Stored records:
-------------------------
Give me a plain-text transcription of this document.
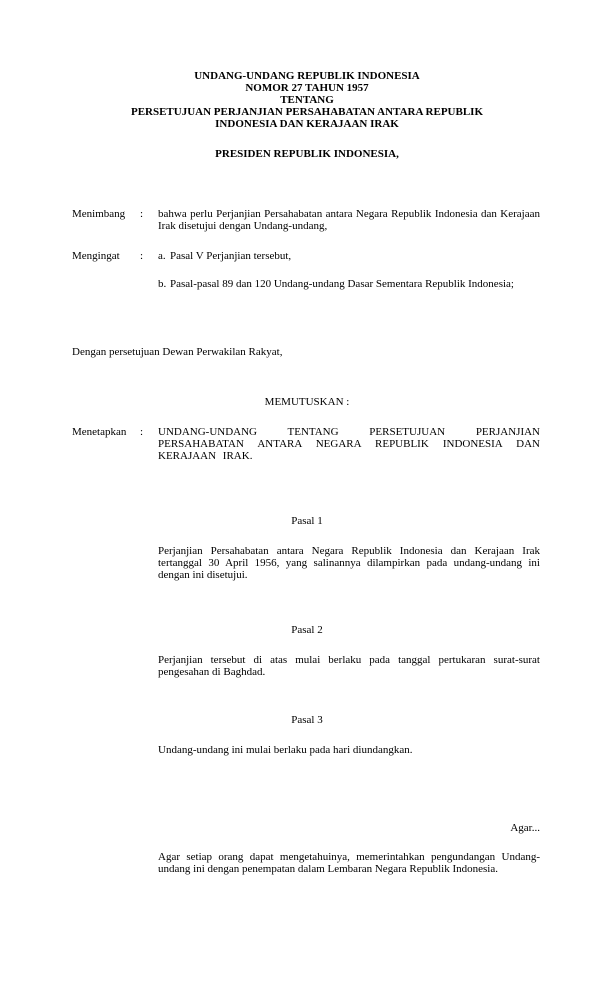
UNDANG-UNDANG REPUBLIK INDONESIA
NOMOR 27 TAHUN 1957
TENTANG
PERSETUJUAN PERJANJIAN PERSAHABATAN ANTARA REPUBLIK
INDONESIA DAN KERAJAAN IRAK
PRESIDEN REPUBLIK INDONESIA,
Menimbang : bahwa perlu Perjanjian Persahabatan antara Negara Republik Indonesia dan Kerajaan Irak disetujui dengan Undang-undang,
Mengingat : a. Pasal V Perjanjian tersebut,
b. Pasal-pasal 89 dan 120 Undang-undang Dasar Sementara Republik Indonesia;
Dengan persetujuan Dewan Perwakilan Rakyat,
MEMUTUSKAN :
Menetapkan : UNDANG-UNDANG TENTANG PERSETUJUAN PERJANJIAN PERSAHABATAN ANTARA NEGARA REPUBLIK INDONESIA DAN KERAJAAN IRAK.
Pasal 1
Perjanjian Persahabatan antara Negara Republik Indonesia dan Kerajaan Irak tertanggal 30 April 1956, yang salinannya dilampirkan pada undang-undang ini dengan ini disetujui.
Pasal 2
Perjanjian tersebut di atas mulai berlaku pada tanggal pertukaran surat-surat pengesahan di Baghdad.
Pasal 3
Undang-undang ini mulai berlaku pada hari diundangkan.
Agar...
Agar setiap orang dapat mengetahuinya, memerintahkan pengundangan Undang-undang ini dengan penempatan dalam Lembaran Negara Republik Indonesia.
-------------------------
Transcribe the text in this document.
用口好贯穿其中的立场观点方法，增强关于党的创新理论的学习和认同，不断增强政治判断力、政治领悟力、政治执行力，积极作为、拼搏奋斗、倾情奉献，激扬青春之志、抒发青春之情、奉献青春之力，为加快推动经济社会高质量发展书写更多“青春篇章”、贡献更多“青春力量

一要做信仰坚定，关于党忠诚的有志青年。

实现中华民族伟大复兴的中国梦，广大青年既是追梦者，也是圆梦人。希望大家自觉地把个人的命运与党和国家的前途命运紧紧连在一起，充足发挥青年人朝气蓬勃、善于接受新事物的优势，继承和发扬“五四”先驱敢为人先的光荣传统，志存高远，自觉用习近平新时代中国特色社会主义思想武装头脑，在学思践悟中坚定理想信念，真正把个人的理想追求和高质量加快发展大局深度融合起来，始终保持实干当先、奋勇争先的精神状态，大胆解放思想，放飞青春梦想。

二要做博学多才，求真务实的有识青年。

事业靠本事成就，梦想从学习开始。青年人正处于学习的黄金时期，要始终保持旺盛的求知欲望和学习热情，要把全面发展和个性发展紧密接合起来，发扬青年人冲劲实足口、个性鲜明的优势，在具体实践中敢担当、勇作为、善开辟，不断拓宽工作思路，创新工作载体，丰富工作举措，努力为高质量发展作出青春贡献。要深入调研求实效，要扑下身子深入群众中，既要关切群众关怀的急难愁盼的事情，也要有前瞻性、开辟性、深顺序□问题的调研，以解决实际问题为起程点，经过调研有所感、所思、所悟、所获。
-------------------------
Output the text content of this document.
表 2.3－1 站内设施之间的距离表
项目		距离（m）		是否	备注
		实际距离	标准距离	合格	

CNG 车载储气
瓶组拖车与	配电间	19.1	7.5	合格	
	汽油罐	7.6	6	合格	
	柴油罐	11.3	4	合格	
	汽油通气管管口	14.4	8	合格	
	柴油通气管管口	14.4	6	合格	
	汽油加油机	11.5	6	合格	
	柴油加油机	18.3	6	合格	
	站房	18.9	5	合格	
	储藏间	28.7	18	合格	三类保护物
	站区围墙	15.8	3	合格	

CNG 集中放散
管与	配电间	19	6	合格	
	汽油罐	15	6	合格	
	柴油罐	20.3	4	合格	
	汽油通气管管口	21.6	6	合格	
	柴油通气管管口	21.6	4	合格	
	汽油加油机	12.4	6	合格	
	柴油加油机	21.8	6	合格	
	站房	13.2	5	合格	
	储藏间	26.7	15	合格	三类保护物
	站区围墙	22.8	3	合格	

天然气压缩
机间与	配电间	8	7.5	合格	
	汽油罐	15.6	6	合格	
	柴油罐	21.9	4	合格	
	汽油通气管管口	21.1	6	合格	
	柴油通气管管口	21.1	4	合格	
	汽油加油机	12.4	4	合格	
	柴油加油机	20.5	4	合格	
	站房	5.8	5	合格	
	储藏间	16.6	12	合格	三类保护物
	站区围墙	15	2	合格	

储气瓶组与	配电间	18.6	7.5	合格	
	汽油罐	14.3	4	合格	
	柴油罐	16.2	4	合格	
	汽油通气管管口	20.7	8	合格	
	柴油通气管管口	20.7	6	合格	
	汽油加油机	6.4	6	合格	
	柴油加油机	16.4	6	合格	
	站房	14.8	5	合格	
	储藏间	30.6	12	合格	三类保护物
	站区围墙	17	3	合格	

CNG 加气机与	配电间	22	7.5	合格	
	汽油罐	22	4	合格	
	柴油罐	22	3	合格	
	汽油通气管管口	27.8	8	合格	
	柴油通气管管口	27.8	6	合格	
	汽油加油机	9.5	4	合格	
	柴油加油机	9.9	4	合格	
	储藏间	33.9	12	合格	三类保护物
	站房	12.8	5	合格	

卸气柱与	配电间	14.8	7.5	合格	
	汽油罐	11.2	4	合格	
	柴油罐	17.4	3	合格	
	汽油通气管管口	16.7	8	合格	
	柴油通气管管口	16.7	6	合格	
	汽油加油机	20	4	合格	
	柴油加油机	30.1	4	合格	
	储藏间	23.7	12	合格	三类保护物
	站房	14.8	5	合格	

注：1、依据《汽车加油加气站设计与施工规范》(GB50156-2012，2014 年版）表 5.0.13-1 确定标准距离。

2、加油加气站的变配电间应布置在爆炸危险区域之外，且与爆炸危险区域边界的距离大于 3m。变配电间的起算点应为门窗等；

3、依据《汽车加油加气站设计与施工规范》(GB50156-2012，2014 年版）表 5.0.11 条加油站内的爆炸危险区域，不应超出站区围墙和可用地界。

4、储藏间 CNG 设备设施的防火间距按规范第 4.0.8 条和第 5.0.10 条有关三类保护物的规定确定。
-------------------------
**Written request**
Scan the material above for the string "汽油通气管管口" and report each line where you find it.

**Answer to this exercise**
	汽油通气管管口	14.4	8	合格	
	汽油通气管管口	21.6	6	合格	
	汽油通气管管口	21.1	6	合格	
	汽油通气管管口	20.7	8	合格	
	汽油通气管管口	27.8	8	合格	
	汽油通气管管口	16.7	8	合格	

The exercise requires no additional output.